__Stored dataset items__
++++++++

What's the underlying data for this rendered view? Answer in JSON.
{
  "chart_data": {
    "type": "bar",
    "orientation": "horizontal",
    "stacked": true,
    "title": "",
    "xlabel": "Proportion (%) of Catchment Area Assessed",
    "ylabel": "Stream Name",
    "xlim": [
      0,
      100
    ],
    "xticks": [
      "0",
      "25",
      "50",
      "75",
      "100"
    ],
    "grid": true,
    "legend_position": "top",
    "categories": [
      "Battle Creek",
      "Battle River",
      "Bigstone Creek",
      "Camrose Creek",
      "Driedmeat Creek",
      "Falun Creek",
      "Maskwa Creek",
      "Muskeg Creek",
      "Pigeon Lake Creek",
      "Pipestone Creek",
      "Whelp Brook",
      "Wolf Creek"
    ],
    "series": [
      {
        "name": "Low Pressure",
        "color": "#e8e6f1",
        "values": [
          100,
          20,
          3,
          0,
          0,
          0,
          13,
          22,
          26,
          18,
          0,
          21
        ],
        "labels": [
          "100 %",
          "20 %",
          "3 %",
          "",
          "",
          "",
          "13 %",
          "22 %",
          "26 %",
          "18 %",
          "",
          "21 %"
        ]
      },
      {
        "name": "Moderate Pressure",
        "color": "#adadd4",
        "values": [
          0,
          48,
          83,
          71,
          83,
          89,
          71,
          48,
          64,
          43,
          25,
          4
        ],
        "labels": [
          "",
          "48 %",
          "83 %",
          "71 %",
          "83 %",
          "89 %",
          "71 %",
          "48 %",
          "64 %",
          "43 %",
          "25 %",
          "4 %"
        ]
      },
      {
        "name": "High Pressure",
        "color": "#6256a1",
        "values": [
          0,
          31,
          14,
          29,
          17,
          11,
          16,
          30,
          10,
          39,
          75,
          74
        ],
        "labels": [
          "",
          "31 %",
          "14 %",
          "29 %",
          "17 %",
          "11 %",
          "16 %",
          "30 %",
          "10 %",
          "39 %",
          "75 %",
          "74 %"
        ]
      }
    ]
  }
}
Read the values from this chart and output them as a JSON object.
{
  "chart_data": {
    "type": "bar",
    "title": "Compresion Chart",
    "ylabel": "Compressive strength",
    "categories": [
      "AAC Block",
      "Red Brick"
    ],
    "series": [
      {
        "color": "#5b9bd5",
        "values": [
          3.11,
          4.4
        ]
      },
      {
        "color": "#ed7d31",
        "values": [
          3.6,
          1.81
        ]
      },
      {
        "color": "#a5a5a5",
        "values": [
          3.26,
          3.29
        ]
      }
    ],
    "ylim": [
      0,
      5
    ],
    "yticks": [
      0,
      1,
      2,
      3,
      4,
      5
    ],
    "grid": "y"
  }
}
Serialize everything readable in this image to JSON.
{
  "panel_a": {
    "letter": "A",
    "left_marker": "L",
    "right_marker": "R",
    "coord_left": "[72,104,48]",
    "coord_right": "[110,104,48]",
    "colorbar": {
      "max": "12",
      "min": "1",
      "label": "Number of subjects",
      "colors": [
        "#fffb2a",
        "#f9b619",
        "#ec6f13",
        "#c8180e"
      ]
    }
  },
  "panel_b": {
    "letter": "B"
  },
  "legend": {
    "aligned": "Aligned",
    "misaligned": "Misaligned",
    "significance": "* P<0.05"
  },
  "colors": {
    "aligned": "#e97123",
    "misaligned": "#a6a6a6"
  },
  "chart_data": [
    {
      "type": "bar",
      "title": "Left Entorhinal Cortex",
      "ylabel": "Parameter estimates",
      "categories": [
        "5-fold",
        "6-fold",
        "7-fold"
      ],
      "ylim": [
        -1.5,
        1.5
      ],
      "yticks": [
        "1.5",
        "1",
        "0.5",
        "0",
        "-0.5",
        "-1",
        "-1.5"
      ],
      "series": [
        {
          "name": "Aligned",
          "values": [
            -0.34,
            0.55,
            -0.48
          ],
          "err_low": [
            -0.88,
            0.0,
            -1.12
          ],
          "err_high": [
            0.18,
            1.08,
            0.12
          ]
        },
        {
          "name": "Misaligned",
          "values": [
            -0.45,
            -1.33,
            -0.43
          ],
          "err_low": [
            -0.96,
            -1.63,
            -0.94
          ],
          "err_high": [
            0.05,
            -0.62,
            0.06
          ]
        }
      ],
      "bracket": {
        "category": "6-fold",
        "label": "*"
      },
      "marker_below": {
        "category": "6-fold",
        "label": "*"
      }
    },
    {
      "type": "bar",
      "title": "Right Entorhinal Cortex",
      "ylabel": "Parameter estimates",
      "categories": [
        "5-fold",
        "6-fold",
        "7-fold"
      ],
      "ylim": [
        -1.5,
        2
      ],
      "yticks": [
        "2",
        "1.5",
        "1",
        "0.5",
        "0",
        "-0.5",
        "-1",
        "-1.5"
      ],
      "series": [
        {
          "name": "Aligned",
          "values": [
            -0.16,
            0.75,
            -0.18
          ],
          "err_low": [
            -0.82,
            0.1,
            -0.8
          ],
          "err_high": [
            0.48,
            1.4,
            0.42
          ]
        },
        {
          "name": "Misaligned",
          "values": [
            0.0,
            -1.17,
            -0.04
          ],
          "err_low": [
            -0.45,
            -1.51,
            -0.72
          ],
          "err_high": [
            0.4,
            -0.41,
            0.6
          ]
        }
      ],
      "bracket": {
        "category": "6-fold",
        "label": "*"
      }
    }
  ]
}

++++++++

__WHAT YOU NEED TO DO__
Go through the records and copy each line with "this" in it.

__THE COMPLETED TASK__
What's the underlying data for this rendered view? Answer in JSON.
Read the values from this chart and output them as a JSON object.
Serialize everything readable in this image to JSON.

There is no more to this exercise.